◆ What is asked:
Reproduce the lines of the items below word for word, from the line containing "286, 485, 304]" through the line containing "legend-label-jan-2017: Jan. 2017: [649, 500, 722, 521]", and nothing else.

Layout coordinate data:
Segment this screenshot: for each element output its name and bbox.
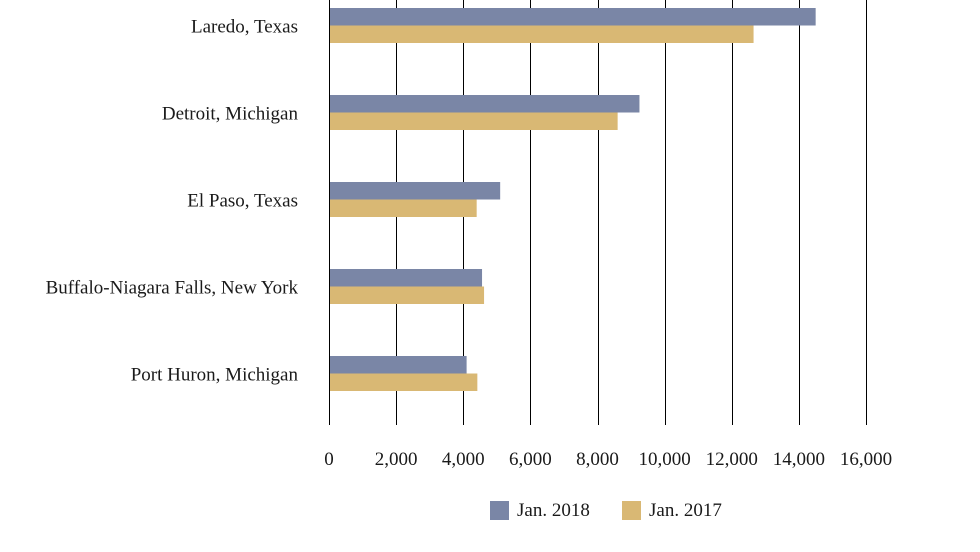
bar-buffalo-niagara-falls-new-york-jan-2017: [330, 286, 485, 304]
category-label-buffalo-niagara-falls-new-york: Buffalo-Niagara Falls, New York: [46, 278, 299, 299]
x-tick-label-8000: 8,000: [576, 449, 619, 470]
legend-label-jan-2018: Jan. 2018: [517, 500, 590, 521]
bar-el-paso-texas-jan-2018: [330, 182, 501, 200]
bar-laredo-texas-jan-2018: [330, 8, 816, 26]
bar-port-huron-michigan-jan-2018: [330, 356, 467, 374]
bar-el-paso-texas-jan-2017: [330, 199, 477, 217]
bar-buffalo-niagara-falls-new-york-jan-2018: [330, 269, 483, 287]
bar-detroit-michigan-jan-2018: [330, 95, 640, 113]
x-axis-tick-labels: 0 2,000 4,000 6,000 8,000 10,000 12,000 14,000 1…: [324, 449, 892, 470]
category-label-el-paso-texas: El Paso, Texas: [187, 191, 298, 212]
bar-detroit-michigan-jan-2017: [330, 112, 618, 130]
legend: Jan. 2018 Jan. 2017: [490, 500, 722, 521]
category-label-laredo-texas: Laredo, Texas: [191, 17, 298, 38]
gridlines: [329, 0, 867, 425]
legend-swatch-jan-2018: [490, 501, 509, 520]
x-tick-label-0: 0: [324, 449, 334, 470]
category-label-port-huron-michigan: Port Huron, Michigan: [131, 365, 299, 386]
category-labels: Laredo, Texas Detroit, Michigan El Paso, T…: [46, 17, 299, 386]
bar-laredo-texas-jan-2017: [330, 25, 754, 43]
bar-port-huron-michigan-jan-2017: [330, 373, 478, 391]
x-tick-label-4000: 4,000: [442, 449, 485, 470]
x-tick-label-14000: 14,000: [773, 449, 825, 470]
x-tick-label-16000: 16,000: [840, 449, 892, 470]
x-tick-label-12000: 12,000: [706, 449, 758, 470]
category-label-detroit-michigan: Detroit, Michigan: [162, 104, 299, 125]
legend-label-jan-2017: Jan. 2017: [649, 500, 722, 521]
legend-swatch-jan-2017: [622, 501, 641, 520]
x-tick-label-6000: 6,000: [509, 449, 552, 470]
x-tick-label-2000: 2,000: [375, 449, 418, 470]
x-tick-label-10000: 10,000: [639, 449, 691, 470]
bars: [330, 8, 816, 391]
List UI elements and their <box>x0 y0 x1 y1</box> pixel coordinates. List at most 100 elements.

◆ Expected output:
bar-buffalo-niagara-falls-new-york-jan-2017: [330, 286, 485, 304]
category-label-buffalo-niagara-falls-new-york: Buffalo-Niagara Falls, New York: [46, 278, 299, 299]
x-tick-label-8000: 8,000: [576, 449, 619, 470]
legend-label-jan-2018: Jan. 2018: [517, 500, 590, 521]
bar-el-paso-texas-jan-2018: [330, 182, 501, 200]
bar-laredo-texas-jan-2018: [330, 8, 816, 26]
bar-port-huron-michigan-jan-2018: [330, 356, 467, 374]
bar-el-paso-texas-jan-2017: [330, 199, 477, 217]
bar-buffalo-niagara-falls-new-york-jan-2018: [330, 269, 483, 287]
bar-detroit-michigan-jan-2018: [330, 95, 640, 113]
x-axis-tick-labels: 0 2,000 4,000 6,000 8,000 10,000 12,000 14,000 1…: [324, 449, 892, 470]
category-label-el-paso-texas: El Paso, Texas: [187, 191, 298, 212]
bar-detroit-michigan-jan-2017: [330, 112, 618, 130]
legend: Jan. 2018 Jan. 2017: [490, 500, 722, 521]
category-label-laredo-texas: Laredo, Texas: [191, 17, 298, 38]
gridlines: [329, 0, 867, 425]
legend-swatch-jan-2018: [490, 501, 509, 520]
x-tick-label-0: 0: [324, 449, 334, 470]
category-label-port-huron-michigan: Port Huron, Michigan: [131, 365, 299, 386]
category-labels: Laredo, Texas Detroit, Michigan El Paso, T…: [46, 17, 299, 386]
bar-laredo-texas-jan-2017: [330, 25, 754, 43]
bar-port-huron-michigan-jan-2017: [330, 373, 478, 391]
x-tick-label-4000: 4,000: [442, 449, 485, 470]
x-tick-label-14000: 14,000: [773, 449, 825, 470]
x-tick-label-16000: 16,000: [840, 449, 892, 470]
x-tick-label-12000: 12,000: [706, 449, 758, 470]
category-label-detroit-michigan: Detroit, Michigan: [162, 104, 299, 125]
legend-label-jan-2017: Jan. 2017: [649, 500, 722, 521]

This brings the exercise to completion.